A run of records:
━━━━
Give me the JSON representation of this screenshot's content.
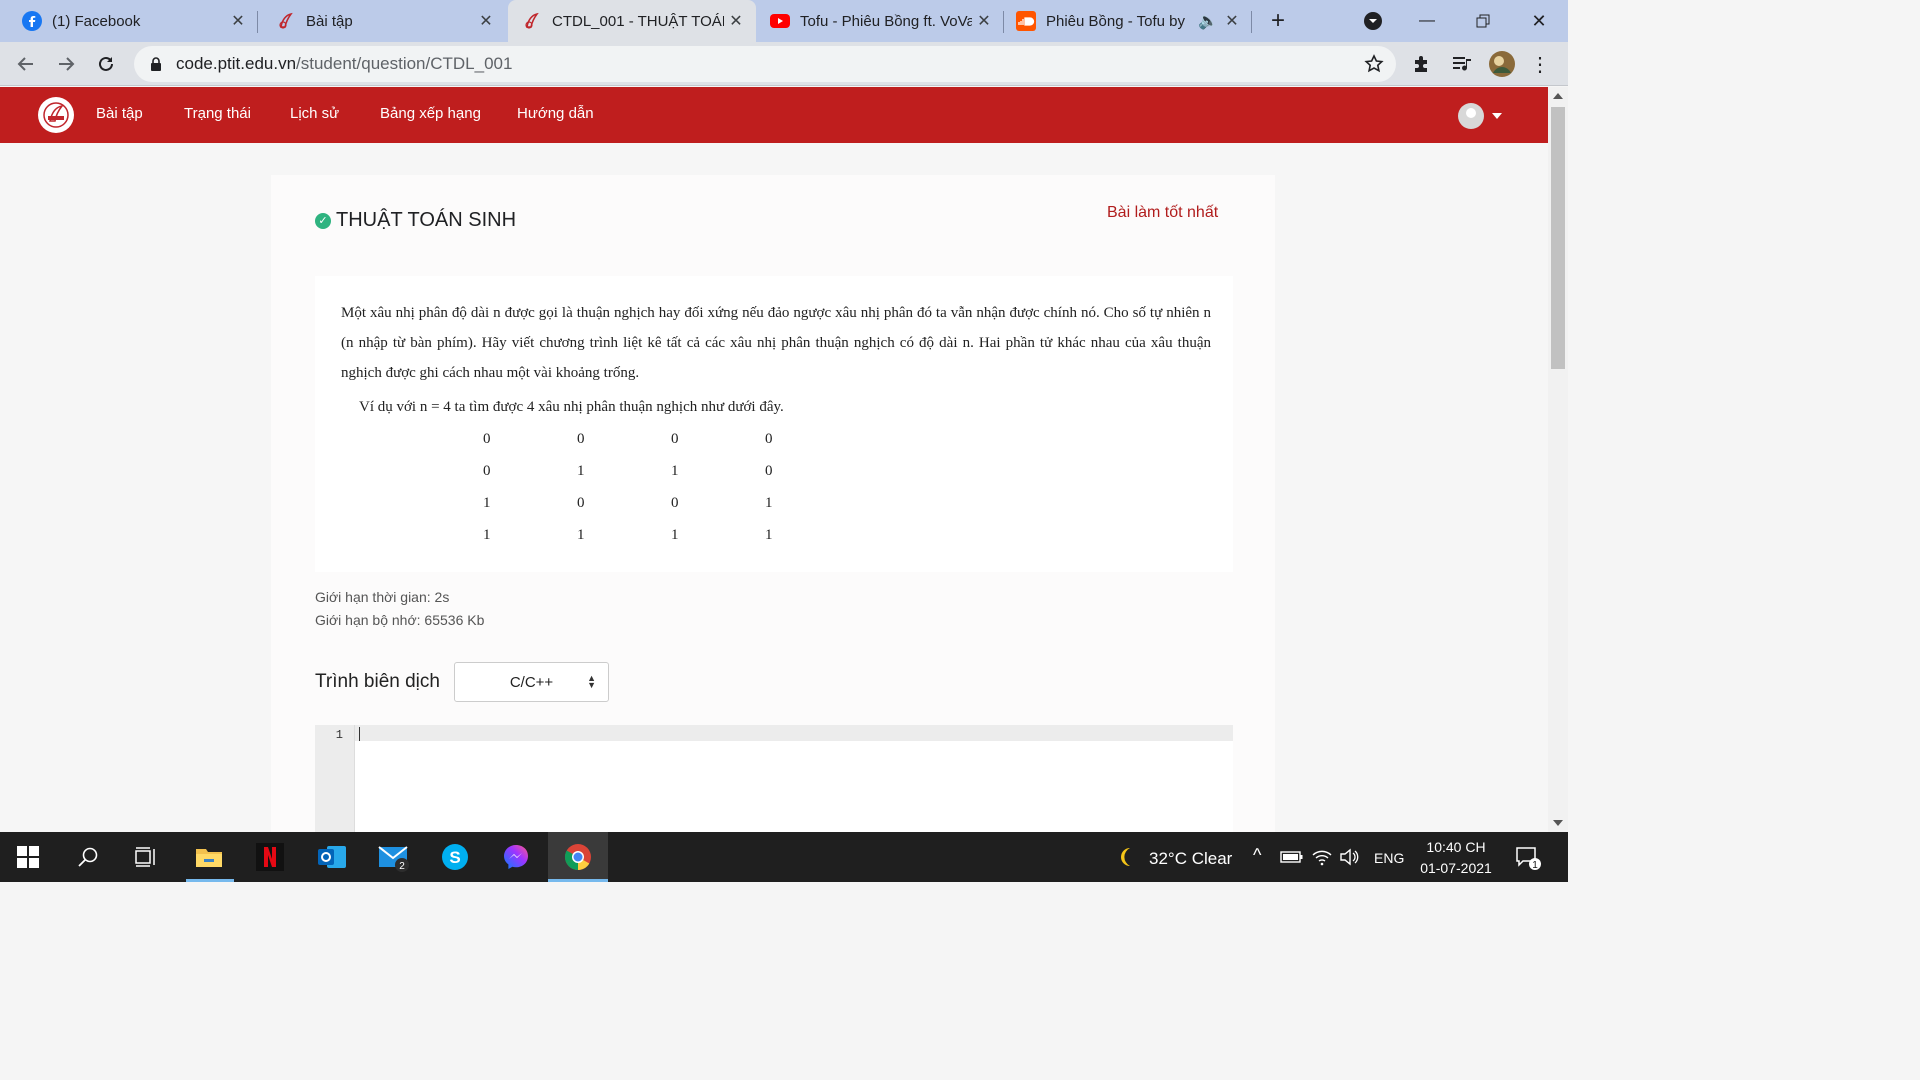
{
  "browser": {
    "tabs": [
      {
        "title": "(1) Facebook",
        "icon": "facebook-icon"
      },
      {
        "title": "Bài tập",
        "icon": "ptit-icon"
      },
      {
        "title": "CTDL_001 - THUẬT TOÁN",
        "icon": "ptit-icon",
        "active": true
      },
      {
        "title": "Tofu - Phiêu Bồng ft. VoVa",
        "icon": "youtube-icon"
      },
      {
        "title": "Phiêu Bồng - Tofu by",
        "icon": "soundcloud-icon"
      }
    ],
    "url_host": "code.ptit.edu.vn",
    "url_path": "/student/question/CTDL_001"
  },
  "site": {
    "nav": [
      "Bài tập",
      "Trạng thái",
      "Lịch sử",
      "Bảng xếp hạng",
      "Hướng dẫn"
    ],
    "brand_color": "#bf1e1e"
  },
  "question": {
    "title": "THUẬT TOÁN SINH",
    "best_link": "Bài làm tốt nhất",
    "statement_lines": [
      "Một xâu nhị phân độ dài n được gọi là thuận nghịch hay đối xứng nếu đảo ngược xâu nhị phân đó ta vẫn nhận được chính nó. Cho số tự nhiên n (n nhập từ bàn phím). Hãy viết chương trình liệt kê tất cả các xâu nhị phân thuận nghịch có độ dài n.  Hai phần tử khác nhau của xâu thuận nghịch được ghi cách nhau một vài khoảng trống.",
      "Ví dụ với n = 4 ta tìm được 4 xâu nhị phân thuận nghịch như dưới đây."
    ],
    "example": [
      [
        "0",
        "0",
        "0",
        "0"
      ],
      [
        "0",
        "1",
        "1",
        "0"
      ],
      [
        "1",
        "0",
        "0",
        "1"
      ],
      [
        "1",
        "1",
        "1",
        "1"
      ]
    ],
    "time_limit": "Giới hạn thời gian: 2s",
    "memory_limit": "Giới hạn bộ nhớ: 65536 Kb",
    "compiler_label": "Trình biên dịch",
    "compiler_value": "C/C++",
    "editor_line": "1"
  },
  "chat_badge": "1",
  "taskbar": {
    "weather": "32°C  Clear",
    "lang": "ENG",
    "time": "10:40 CH",
    "date": "01-07-2021",
    "mail_badge": "2",
    "notif_badge": "1"
  }
}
━━━━
_AIM:_
Search the listing for the string "được". Copy each line where it turns up.

_THE ANSWER:_
      "Một xâu nhị phân độ dài n được gọi là thuận nghịch hay đối xứng nếu đảo ngược xâu nhị phân đó ta vẫn nhận được chính nó. Cho số tự nhiên n (n nhập từ bàn phím). Hãy viết chương trình liệt kê tất cả các xâu nhị phân thuận nghịch có độ dài n.  Hai phần tử khác nhau của xâu thuận nghịch được ghi cách nhau một vài khoảng trống.",
      "Ví dụ với n = 4 ta tìm được 4 xâu nhị phân thuận nghịch như dưới đây."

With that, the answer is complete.